──────── RECORDS SHOWN

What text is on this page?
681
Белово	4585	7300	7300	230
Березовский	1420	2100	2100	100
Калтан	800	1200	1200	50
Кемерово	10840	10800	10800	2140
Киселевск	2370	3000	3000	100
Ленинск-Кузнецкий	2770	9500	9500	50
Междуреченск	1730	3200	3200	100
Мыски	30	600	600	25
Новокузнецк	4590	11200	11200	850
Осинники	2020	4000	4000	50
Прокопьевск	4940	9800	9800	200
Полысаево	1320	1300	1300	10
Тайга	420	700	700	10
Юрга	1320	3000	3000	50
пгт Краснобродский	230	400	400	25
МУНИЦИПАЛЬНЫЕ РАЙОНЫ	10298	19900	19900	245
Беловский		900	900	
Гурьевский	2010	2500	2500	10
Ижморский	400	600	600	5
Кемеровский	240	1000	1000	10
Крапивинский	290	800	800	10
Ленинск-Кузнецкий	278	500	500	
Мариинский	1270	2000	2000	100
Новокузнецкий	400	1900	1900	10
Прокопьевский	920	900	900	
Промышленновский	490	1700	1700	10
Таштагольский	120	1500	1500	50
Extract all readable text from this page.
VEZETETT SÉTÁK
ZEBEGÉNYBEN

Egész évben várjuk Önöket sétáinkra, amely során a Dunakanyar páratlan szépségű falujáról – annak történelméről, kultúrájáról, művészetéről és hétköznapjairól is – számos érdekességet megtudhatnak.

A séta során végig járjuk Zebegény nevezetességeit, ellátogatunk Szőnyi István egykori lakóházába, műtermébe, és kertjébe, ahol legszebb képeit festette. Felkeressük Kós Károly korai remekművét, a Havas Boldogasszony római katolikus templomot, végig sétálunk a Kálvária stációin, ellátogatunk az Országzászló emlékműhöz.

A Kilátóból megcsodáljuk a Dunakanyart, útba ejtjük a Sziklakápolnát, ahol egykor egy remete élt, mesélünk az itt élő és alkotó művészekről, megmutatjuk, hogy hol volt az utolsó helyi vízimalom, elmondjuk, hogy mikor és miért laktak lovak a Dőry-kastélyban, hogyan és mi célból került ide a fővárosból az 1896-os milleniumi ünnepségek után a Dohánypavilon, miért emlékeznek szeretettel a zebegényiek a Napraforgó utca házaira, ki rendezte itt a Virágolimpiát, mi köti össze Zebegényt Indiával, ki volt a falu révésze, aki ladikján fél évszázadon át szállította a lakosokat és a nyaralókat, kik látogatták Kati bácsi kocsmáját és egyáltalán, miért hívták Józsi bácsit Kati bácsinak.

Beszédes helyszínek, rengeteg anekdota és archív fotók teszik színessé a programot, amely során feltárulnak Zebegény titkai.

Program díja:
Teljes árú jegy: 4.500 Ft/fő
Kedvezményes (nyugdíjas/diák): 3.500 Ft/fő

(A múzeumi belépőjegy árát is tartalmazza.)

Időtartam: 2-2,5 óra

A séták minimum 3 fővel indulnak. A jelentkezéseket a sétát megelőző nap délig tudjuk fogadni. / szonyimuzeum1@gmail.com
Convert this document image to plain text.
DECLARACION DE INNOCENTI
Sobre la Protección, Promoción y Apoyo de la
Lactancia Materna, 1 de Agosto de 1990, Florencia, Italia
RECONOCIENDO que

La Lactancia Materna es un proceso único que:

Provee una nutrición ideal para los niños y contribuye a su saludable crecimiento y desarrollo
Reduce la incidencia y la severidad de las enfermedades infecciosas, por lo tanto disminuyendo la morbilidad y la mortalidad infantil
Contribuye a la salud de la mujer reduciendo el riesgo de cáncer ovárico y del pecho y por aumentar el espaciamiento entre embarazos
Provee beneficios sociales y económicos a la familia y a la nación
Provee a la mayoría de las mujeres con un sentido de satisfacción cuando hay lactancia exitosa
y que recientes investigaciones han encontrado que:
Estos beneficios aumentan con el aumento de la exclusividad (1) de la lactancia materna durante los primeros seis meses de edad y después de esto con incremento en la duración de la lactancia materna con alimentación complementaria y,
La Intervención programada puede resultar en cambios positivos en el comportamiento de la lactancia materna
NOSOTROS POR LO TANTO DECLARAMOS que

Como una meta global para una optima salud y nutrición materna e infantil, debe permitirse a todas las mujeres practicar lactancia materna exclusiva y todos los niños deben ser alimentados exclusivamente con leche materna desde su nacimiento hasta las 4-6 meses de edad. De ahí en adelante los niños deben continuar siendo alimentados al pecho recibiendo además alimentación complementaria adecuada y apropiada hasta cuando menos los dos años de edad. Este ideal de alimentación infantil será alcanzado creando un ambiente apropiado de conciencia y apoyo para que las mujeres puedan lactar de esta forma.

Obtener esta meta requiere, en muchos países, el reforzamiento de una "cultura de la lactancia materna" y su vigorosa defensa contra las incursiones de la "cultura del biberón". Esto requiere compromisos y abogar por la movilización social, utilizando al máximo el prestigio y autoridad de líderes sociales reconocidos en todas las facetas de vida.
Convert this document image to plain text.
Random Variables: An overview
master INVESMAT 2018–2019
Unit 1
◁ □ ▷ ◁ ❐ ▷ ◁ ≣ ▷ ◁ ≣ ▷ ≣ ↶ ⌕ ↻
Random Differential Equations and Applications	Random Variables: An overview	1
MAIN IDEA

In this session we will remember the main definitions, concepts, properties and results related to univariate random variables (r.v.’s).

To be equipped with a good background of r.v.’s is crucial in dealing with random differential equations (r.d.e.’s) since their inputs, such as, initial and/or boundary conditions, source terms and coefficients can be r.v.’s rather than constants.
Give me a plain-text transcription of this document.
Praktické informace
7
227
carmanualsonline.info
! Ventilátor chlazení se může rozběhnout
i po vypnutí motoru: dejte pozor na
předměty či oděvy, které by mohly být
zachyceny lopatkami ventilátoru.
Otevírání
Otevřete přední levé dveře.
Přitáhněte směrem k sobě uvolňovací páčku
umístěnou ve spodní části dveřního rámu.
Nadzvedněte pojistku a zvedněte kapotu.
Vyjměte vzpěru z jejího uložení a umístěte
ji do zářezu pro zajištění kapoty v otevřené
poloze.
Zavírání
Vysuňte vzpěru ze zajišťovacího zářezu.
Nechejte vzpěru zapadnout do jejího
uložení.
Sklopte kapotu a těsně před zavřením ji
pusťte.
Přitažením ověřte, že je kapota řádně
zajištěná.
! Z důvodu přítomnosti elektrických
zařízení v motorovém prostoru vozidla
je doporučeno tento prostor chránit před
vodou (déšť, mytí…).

────────────────

• **DIRECTIVE**
Copy each record from above without leaving any out.

• **SOLUTION TO THE PROBLEM**
What text is on this page?
681
Белово	4585	7300	7300	230
Березовский	1420	2100	2100	100
Калтан	800	1200	1200	50
Кемерово	10840	10800	10800	2140
Киселевск	2370	3000	3000	100
Ленинск-Кузнецкий	2770	9500	9500	50
Междуреченск	1730	3200	3200	100
Мыски	30	600	600	25
Новокузнецк	4590	11200	11200	850
Осинники	2020	4000	4000	50
Прокопьевск	4940	9800	9800	200
Полысаево	1320	1300	1300	10
Тайга	420	700	700	10
Юрга	1320	3000	3000	50
пгт Краснобродский	230	400	400	25
МУНИЦИПАЛЬНЫЕ РАЙОНЫ	10298	19900	19900	245
Беловский		900	900	
Гурьевский	2010	2500	2500	10
Ижморский	400	600	600	5
Кемеровский	240	1000	1000	10
Крапивинский	290	800	800	10
Ленинск-Кузнецкий	278	500	500	
Мариинский	1270	2000	2000	100
Новокузнецкий	400	1900	1900	10
Прокопьевский	920	900	900	
Промышленновский	490	1700	1700	10
Таштагольский	120	1500	1500	50
Extract all readable text from this page.
VEZETETT SÉTÁK
ZEBEGÉNYBEN

Egész évben várjuk Önöket sétáinkra, amely során a Dunakanyar páratlan szépségű falujáról – annak történelméről, kultúrájáról, művészetéről és hétköznapjairól is – számos érdekességet megtudhatnak.

A séta során végig járjuk Zebegény nevezetességeit, ellátogatunk Szőnyi István egykori lakóházába, műtermébe, és kertjébe, ahol legszebb képeit festette. Felkeressük Kós Károly korai remekművét, a Havas Boldogasszony római katolikus templomot, végig sétálunk a Kálvária stációin, ellátogatunk az Országzászló emlékműhöz.

A Kilátóból megcsodáljuk a Dunakanyart, útba ejtjük a Sziklakápolnát, ahol egykor egy remete élt, mesélünk az itt élő és alkotó művészekről, megmutatjuk, hogy hol volt az utolsó helyi vízimalom, elmondjuk, hogy mikor és miért laktak lovak a Dőry-kastélyban, hogyan és mi célból került ide a fővárosból az 1896-os milleniumi ünnepségek után a Dohánypavilon, miért emlékeznek szeretettel a zebegényiek a Napraforgó utca házaira, ki rendezte itt a Virágolimpiát, mi köti össze Zebegényt Indiával, ki volt a falu révésze, aki ladikján fél évszázadon át szállította a lakosokat és a nyaralókat, kik látogatták Kati bácsi kocsmáját és egyáltalán, miért hívták Józsi bácsit Kati bácsinak.

Beszédes helyszínek, rengeteg anekdota és archív fotók teszik színessé a programot, amely során feltárulnak Zebegény titkai.

Program díja:
Teljes árú jegy: 4.500 Ft/fő
Kedvezményes (nyugdíjas/diák): 3.500 Ft/fő

(A múzeumi belépőjegy árát is tartalmazza.)

Időtartam: 2-2,5 óra

A séták minimum 3 fővel indulnak. A jelentkezéseket a sétát megelőző nap délig tudjuk fogadni. / szonyimuzeum1@gmail.com
Convert this document image to plain text.
DECLARACION DE INNOCENTI
Sobre la Protección, Promoción y Apoyo de la
Lactancia Materna, 1 de Agosto de 1990, Florencia, Italia
RECONOCIENDO que

La Lactancia Materna es un proceso único que:

Provee una nutrición ideal para los niños y contribuye a su saludable crecimiento y desarrollo
Reduce la incidencia y la severidad de las enfermedades infecciosas, por lo tanto disminuyendo la morbilidad y la mortalidad infantil
Contribuye a la salud de la mujer reduciendo el riesgo de cáncer ovárico y del pecho y por aumentar el espaciamiento entre embarazos
Provee beneficios sociales y económicos a la familia y a la nación
Provee a la mayoría de las mujeres con un sentido de satisfacción cuando hay lactancia exitosa
y que recientes investigaciones han encontrado que:
Estos beneficios aumentan con el aumento de la exclusividad (1) de la lactancia materna durante los primeros seis meses de edad y después de esto con incremento en la duración de la lactancia materna con alimentación complementaria y,
La Intervención programada puede resultar en cambios positivos en el comportamiento de la lactancia materna
NOSOTROS POR LO TANTO DECLARAMOS que

Como una meta global para una optima salud y nutrición materna e infantil, debe permitirse a todas las mujeres practicar lactancia materna exclusiva y todos los niños deben ser alimentados exclusivamente con leche materna desde su nacimiento hasta las 4-6 meses de edad. De ahí en adelante los niños deben continuar siendo alimentados al pecho recibiendo además alimentación complementaria adecuada y apropiada hasta cuando menos los dos años de edad. Este ideal de alimentación infantil será alcanzado creando un ambiente apropiado de conciencia y apoyo para que las mujeres puedan lactar de esta forma.

Obtener esta meta requiere, en muchos países, el reforzamiento de una "cultura de la lactancia materna" y su vigorosa defensa contra las incursiones de la "cultura del biberón". Esto requiere compromisos y abogar por la movilización social, utilizando al máximo el prestigio y autoridad de líderes sociales reconocidos en todas las facetas de vida.
Convert this document image to plain text.
Random Variables: An overview
master INVESMAT 2018–2019
Unit 1
◁ □ ▷ ◁ ❐ ▷ ◁ ≣ ▷ ◁ ≣ ▷ ≣ ↶ ⌕ ↻
Random Differential Equations and Applications	Random Variables: An overview	1
MAIN IDEA

In this session we will remember the main definitions, concepts, properties and results related to univariate random variables (r.v.’s).

To be equipped with a good background of r.v.’s is crucial in dealing with random differential equations (r.d.e.’s) since their inputs, such as, initial and/or boundary conditions, source terms and coefficients can be r.v.’s rather than constants.
Give me a plain-text transcription of this document.
Praktické informace
7
227
carmanualsonline.info
! Ventilátor chlazení se může rozběhnout
i po vypnutí motoru: dejte pozor na
předměty či oděvy, které by mohly být
zachyceny lopatkami ventilátoru.
Otevírání
Otevřete přední levé dveře.
Přitáhněte směrem k sobě uvolňovací páčku
umístěnou ve spodní části dveřního rámu.
Nadzvedněte pojistku a zvedněte kapotu.
Vyjměte vzpěru z jejího uložení a umístěte
ji do zářezu pro zajištění kapoty v otevřené
poloze.
Zavírání
Vysuňte vzpěru ze zajišťovacího zářezu.
Nechejte vzpěru zapadnout do jejího
uložení.
Sklopte kapotu a těsně před zavřením ji
pusťte.
Přitažením ověřte, že je kapota řádně
zajištěná.
! Z důvodu přítomnosti elektrických
zařízení v motorovém prostoru vozidla
je doporučeno tento prostor chránit před
vodou (déšť, mytí…).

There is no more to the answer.